Required work :: Copy out the listing that follows, exactly, without its pictures.

"""

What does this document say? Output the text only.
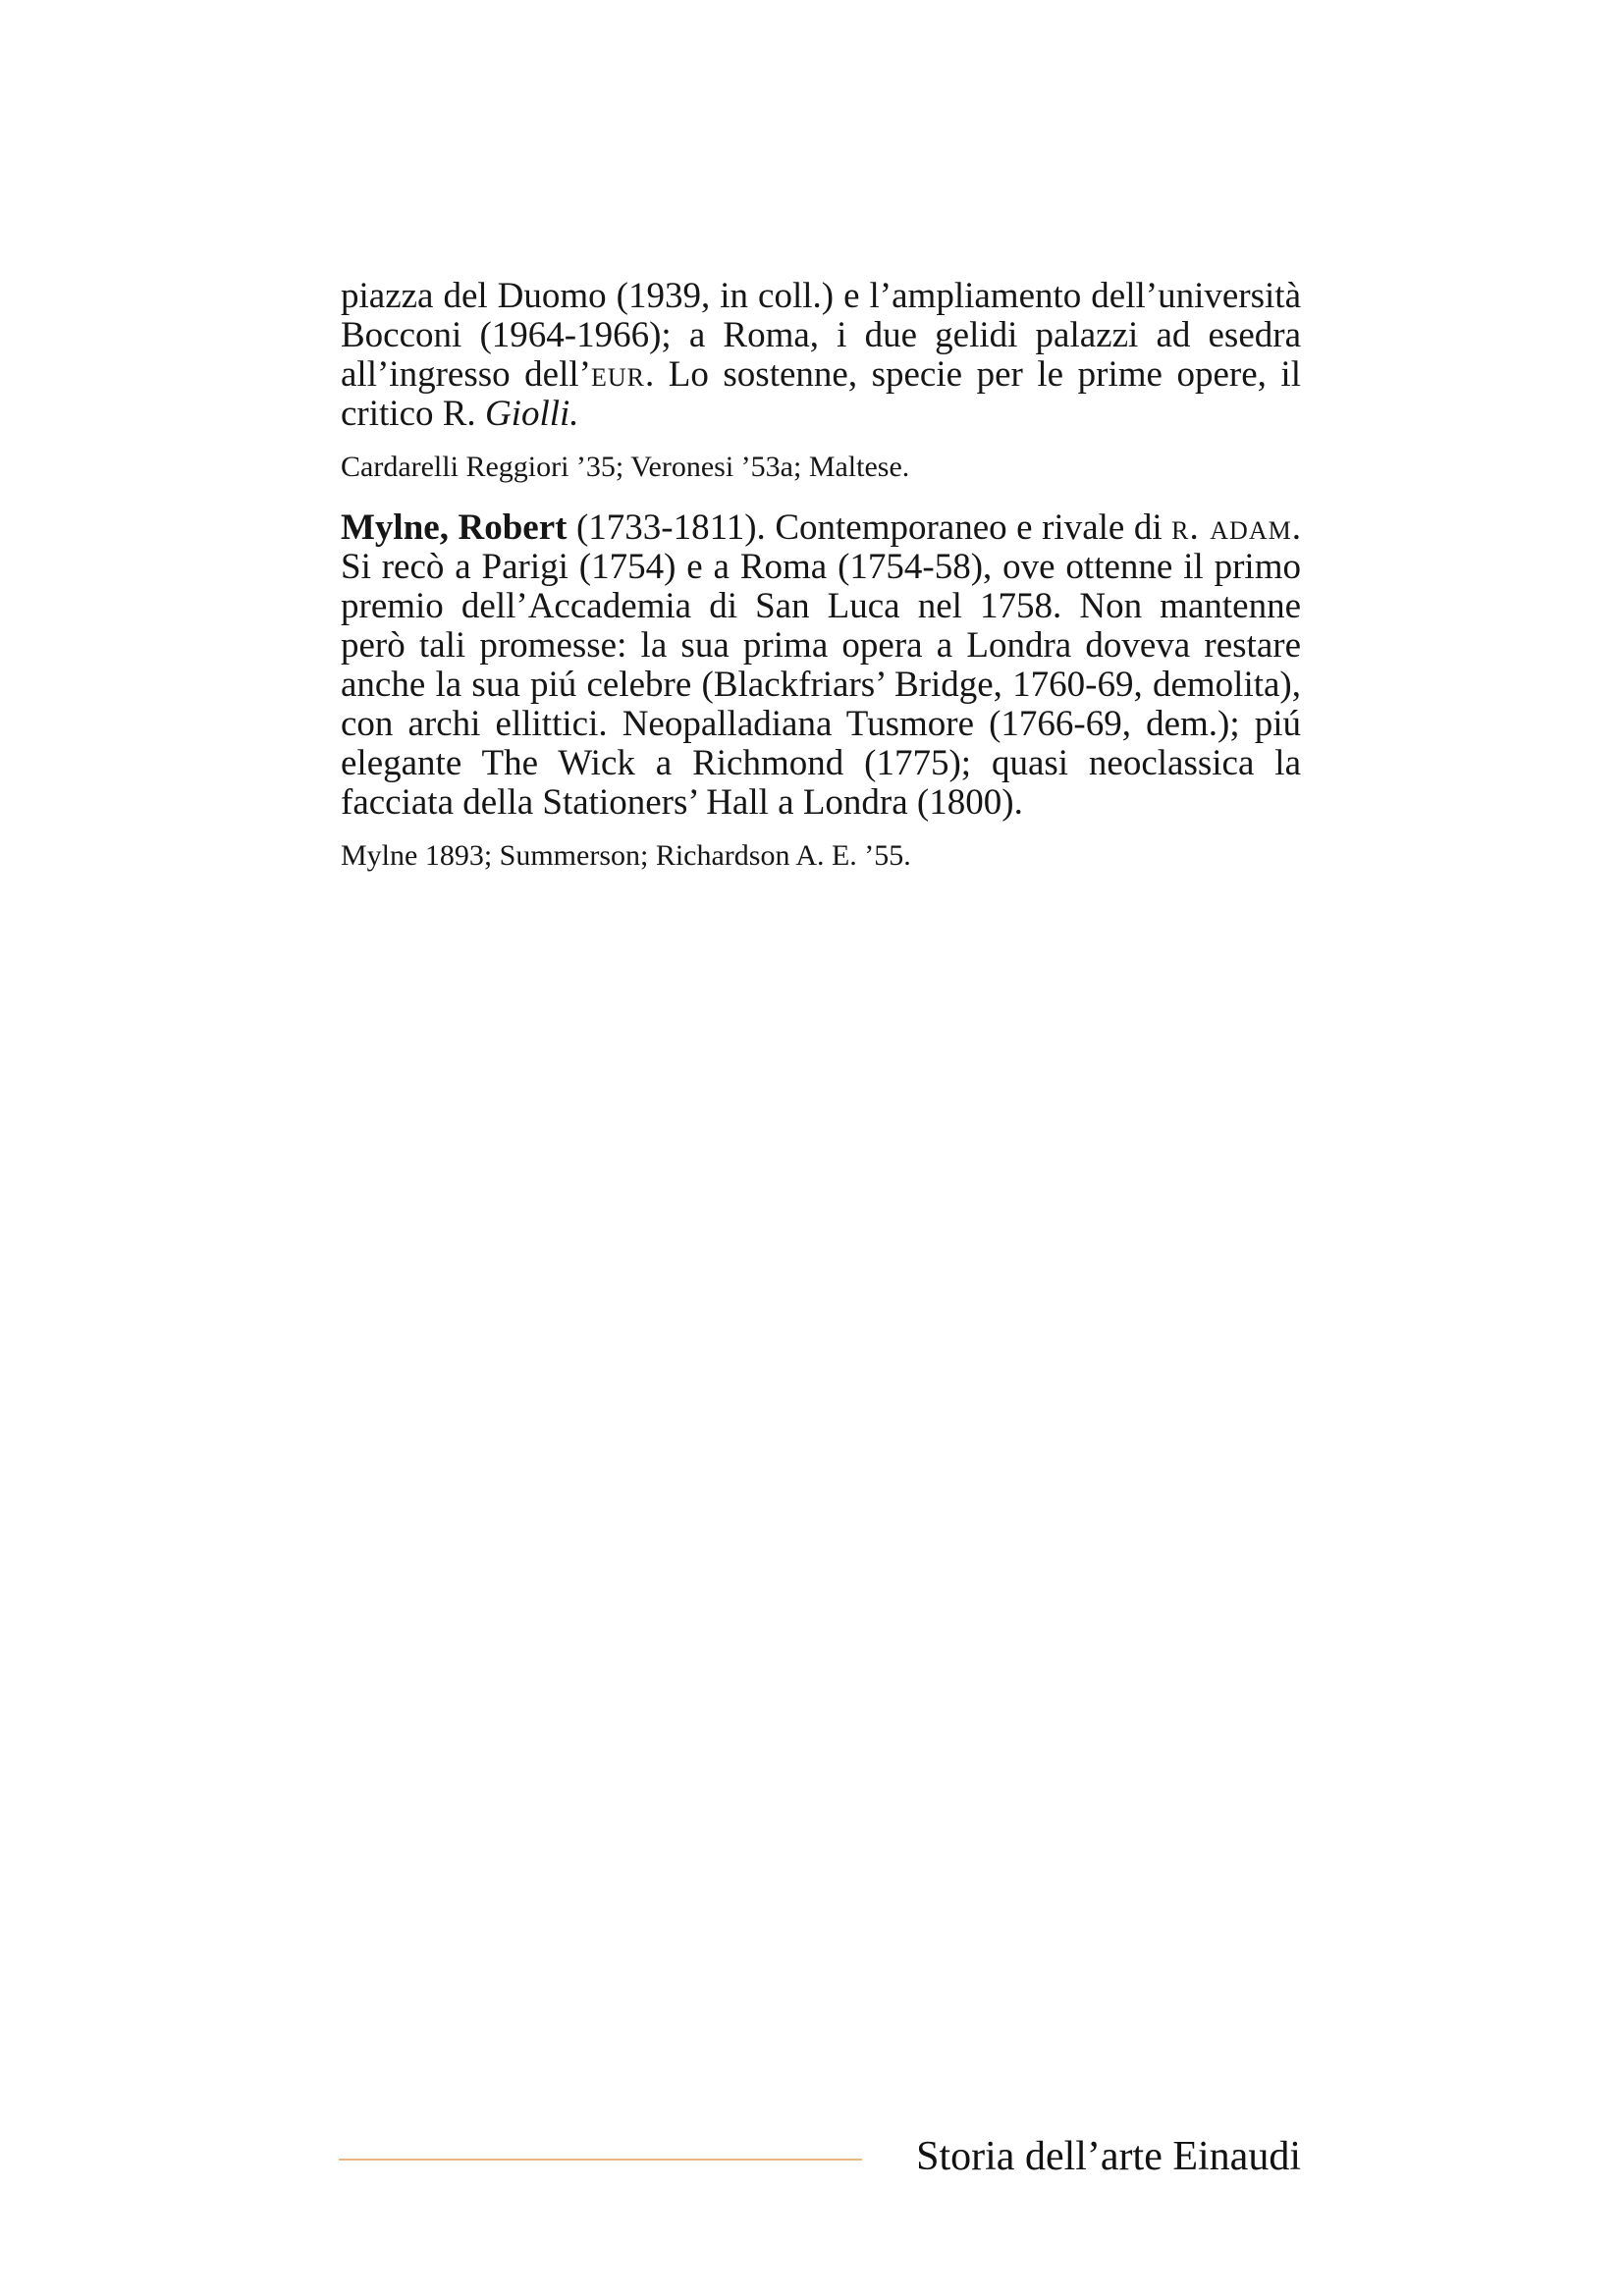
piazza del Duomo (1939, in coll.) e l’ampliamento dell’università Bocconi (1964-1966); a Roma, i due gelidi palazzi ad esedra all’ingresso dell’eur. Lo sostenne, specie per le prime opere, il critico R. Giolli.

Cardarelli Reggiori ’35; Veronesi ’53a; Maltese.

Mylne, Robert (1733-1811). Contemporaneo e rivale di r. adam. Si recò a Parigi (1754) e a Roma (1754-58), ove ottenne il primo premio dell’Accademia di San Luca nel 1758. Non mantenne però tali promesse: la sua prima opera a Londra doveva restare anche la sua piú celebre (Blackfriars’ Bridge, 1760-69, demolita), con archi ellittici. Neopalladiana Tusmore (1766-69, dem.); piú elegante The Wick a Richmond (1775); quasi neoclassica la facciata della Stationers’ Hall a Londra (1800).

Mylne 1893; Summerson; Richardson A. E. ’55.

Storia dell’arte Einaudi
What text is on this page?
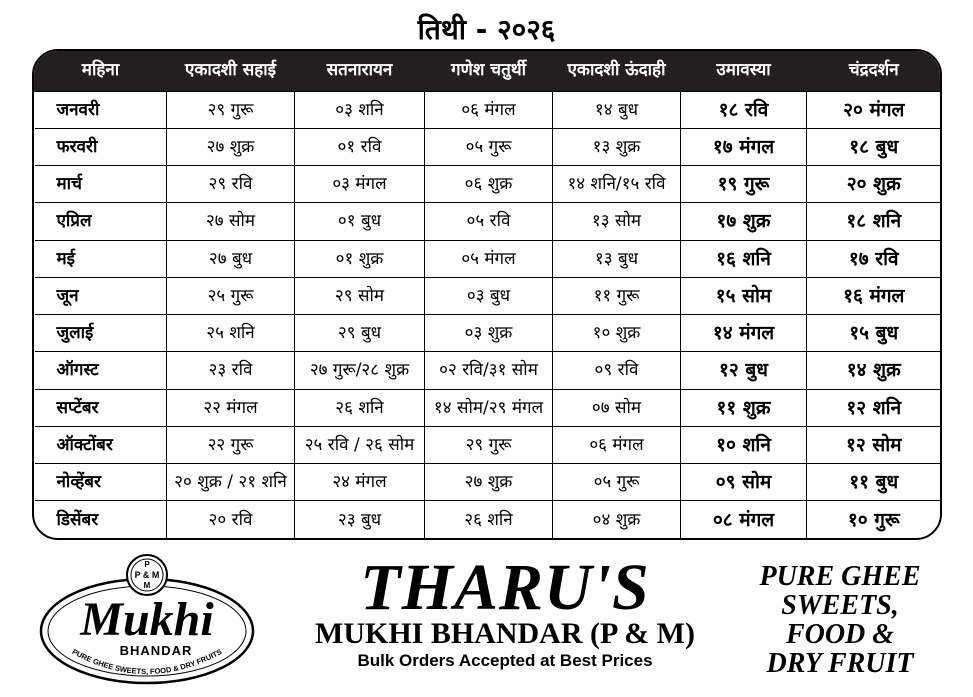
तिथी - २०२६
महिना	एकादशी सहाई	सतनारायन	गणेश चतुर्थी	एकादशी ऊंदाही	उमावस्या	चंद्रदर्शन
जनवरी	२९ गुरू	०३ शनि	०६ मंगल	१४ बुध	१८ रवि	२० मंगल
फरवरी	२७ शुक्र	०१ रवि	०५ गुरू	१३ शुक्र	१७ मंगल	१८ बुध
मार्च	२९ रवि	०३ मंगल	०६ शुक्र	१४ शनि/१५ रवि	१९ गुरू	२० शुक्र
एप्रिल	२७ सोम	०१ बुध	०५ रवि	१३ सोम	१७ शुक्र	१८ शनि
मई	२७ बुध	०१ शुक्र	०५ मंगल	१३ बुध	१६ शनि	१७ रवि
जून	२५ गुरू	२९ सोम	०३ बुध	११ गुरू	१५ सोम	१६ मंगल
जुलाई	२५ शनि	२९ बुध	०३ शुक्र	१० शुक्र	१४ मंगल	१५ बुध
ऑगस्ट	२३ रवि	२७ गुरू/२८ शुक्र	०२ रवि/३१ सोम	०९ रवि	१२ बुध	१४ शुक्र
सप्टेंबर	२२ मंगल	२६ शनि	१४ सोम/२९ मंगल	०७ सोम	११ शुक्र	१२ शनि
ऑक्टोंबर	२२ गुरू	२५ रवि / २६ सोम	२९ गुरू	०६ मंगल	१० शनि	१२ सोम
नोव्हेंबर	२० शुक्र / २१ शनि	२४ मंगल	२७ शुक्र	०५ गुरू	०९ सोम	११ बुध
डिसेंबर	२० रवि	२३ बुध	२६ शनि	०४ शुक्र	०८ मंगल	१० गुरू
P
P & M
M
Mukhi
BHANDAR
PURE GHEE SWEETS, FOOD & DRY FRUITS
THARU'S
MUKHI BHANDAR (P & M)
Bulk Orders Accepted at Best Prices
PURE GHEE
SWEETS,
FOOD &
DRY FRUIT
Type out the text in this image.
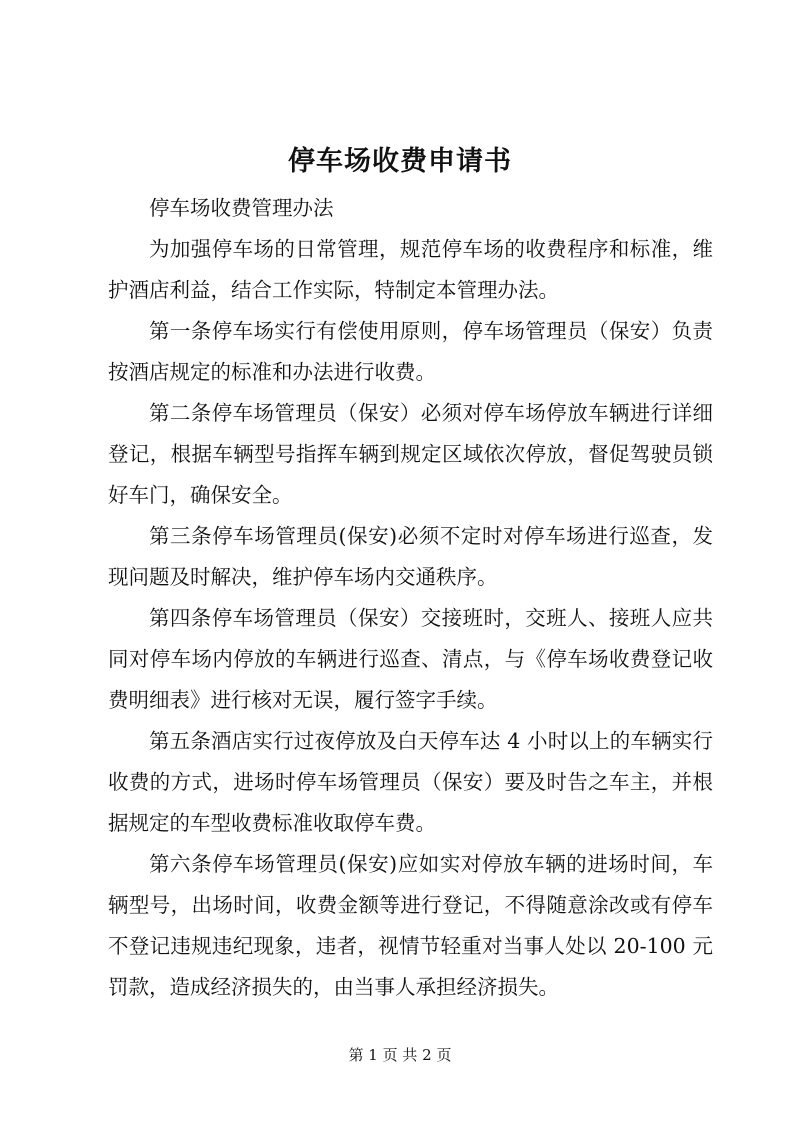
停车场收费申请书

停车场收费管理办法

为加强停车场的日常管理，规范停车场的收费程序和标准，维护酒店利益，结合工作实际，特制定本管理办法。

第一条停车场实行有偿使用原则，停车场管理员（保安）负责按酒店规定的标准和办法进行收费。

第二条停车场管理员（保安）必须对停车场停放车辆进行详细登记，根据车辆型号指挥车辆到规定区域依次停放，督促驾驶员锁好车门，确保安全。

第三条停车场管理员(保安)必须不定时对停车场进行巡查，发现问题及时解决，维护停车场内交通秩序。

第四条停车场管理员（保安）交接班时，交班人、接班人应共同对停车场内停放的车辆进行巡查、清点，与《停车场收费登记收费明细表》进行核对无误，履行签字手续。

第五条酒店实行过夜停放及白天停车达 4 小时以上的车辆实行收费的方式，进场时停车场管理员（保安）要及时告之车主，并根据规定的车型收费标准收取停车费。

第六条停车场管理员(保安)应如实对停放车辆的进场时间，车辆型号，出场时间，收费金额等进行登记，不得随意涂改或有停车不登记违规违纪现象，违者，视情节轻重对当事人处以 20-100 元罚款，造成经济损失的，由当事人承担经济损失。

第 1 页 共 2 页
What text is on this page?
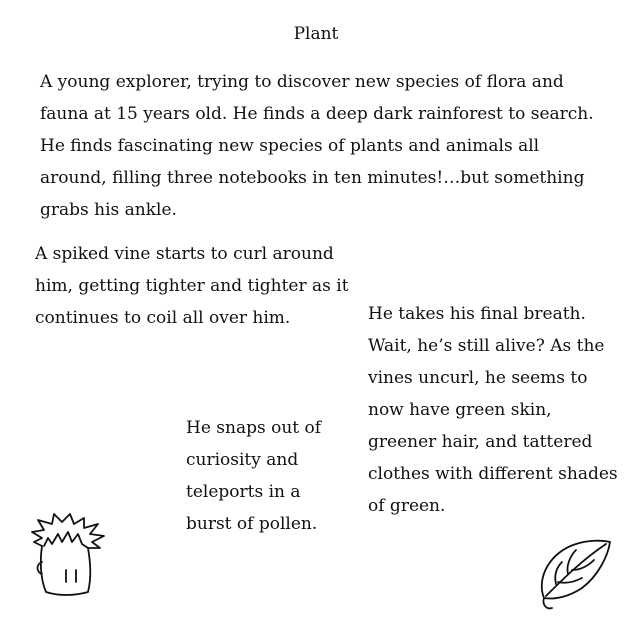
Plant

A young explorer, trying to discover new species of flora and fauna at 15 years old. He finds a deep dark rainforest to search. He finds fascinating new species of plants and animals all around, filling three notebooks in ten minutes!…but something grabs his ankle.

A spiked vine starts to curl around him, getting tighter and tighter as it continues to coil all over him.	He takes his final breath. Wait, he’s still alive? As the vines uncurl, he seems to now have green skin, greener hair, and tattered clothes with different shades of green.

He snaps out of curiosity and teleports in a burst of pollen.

"""

Output for this task ::
What does this document say? Output the text only.
piazza del Duomo (1939, in coll.) e l’ampliamento dell’università Bocconi (1964-1966); a Roma, i due gelidi palazzi ad esedra all’ingresso dell’eur. Lo sostenne, specie per le prime opere, il critico R. Giolli.

Cardarelli Reggiori ’35; Veronesi ’53a; Maltese.

Mylne, Robert (1733-1811). Contemporaneo e rivale di r. adam. Si recò a Parigi (1754) e a Roma (1754-58), ove ottenne il primo premio dell’Accademia di San Luca nel 1758. Non mantenne però tali promesse: la sua prima opera a Londra doveva restare anche la sua piú celebre (Blackfriars’ Bridge, 1760-69, demolita), con archi ellittici. Neopalladiana Tusmore (1766-69, dem.); piú elegante The Wick a Richmond (1775); quasi neoclassica la facciata della Stationers’ Hall a Londra (1800).

Mylne 1893; Summerson; Richardson A. E. ’55.

Storia dell’arte Einaudi
What text is on this page?
तिथी - २०२६
महिना	एकादशी सहाई	सतनारायन	गणेश चतुर्थी	एकादशी ऊंदाही	उमावस्या	चंद्रदर्शन
जनवरी	२९ गुरू	०३ शनि	०६ मंगल	१४ बुध	१८ रवि	२० मंगल
फरवरी	२७ शुक्र	०१ रवि	०५ गुरू	१३ शुक्र	१७ मंगल	१८ बुध
मार्च	२९ रवि	०३ मंगल	०६ शुक्र	१४ शनि/१५ रवि	१९ गुरू	२० शुक्र
एप्रिल	२७ सोम	०१ बुध	०५ रवि	१३ सोम	१७ शुक्र	१८ शनि
मई	२७ बुध	०१ शुक्र	०५ मंगल	१३ बुध	१६ शनि	१७ रवि
जून	२५ गुरू	२९ सोम	०३ बुध	११ गुरू	१५ सोम	१६ मंगल
जुलाई	२५ शनि	२९ बुध	०३ शुक्र	१० शुक्र	१४ मंगल	१५ बुध
ऑगस्ट	२३ रवि	२७ गुरू/२८ शुक्र	०२ रवि/३१ सोम	०९ रवि	१२ बुध	१४ शुक्र
सप्टेंबर	२२ मंगल	२६ शनि	१४ सोम/२९ मंगल	०७ सोम	११ शुक्र	१२ शनि
ऑक्टोंबर	२२ गुरू	२५ रवि / २६ सोम	२९ गुरू	०६ मंगल	१० शनि	१२ सोम
नोव्हेंबर	२० शुक्र / २१ शनि	२४ मंगल	२७ शुक्र	०५ गुरू	०९ सोम	११ बुध
डिसेंबर	२० रवि	२३ बुध	२६ शनि	०४ शुक्र	०८ मंगल	१० गुरू
P
P & M
M
Mukhi
BHANDAR
PURE GHEE SWEETS, FOOD & DRY FRUITS
THARU'S
MUKHI BHANDAR (P & M)
Bulk Orders Accepted at Best Prices
PURE GHEE
SWEETS,
FOOD &
DRY FRUIT
Type out the text in this image.
停车场收费申请书

停车场收费管理办法

为加强停车场的日常管理，规范停车场的收费程序和标准，维护酒店利益，结合工作实际，特制定本管理办法。

第一条停车场实行有偿使用原则，停车场管理员（保安）负责按酒店规定的标准和办法进行收费。

第二条停车场管理员（保安）必须对停车场停放车辆进行详细登记，根据车辆型号指挥车辆到规定区域依次停放，督促驾驶员锁好车门，确保安全。

第三条停车场管理员(保安)必须不定时对停车场进行巡查，发现问题及时解决，维护停车场内交通秩序。

第四条停车场管理员（保安）交接班时，交班人、接班人应共同对停车场内停放的车辆进行巡查、清点，与《停车场收费登记收费明细表》进行核对无误，履行签字手续。

第五条酒店实行过夜停放及白天停车达 4 小时以上的车辆实行收费的方式，进场时停车场管理员（保安）要及时告之车主，并根据规定的车型收费标准收取停车费。

第六条停车场管理员(保安)应如实对停放车辆的进场时间，车辆型号，出场时间，收费金额等进行登记，不得随意涂改或有停车不登记违规违纪现象，违者，视情节轻重对当事人处以 20-100 元罚款，造成经济损失的，由当事人承担经济损失。

第 1 页 共 2 页
What text is on this page?
Plant

A young explorer, trying to discover new species of flora and fauna at 15 years old. He finds a deep dark rainforest to search. He finds fascinating new species of plants and animals all around, filling three notebooks in ten minutes!…but something grabs his ankle.

A spiked vine starts to curl around him, getting tighter and tighter as it continues to coil all over him.	He takes his final breath. Wait, he’s still alive? As the vines uncurl, he seems to now have green skin, greener hair, and tattered clothes with different shades of green.

He snaps out of curiosity and teleports in a burst of pollen.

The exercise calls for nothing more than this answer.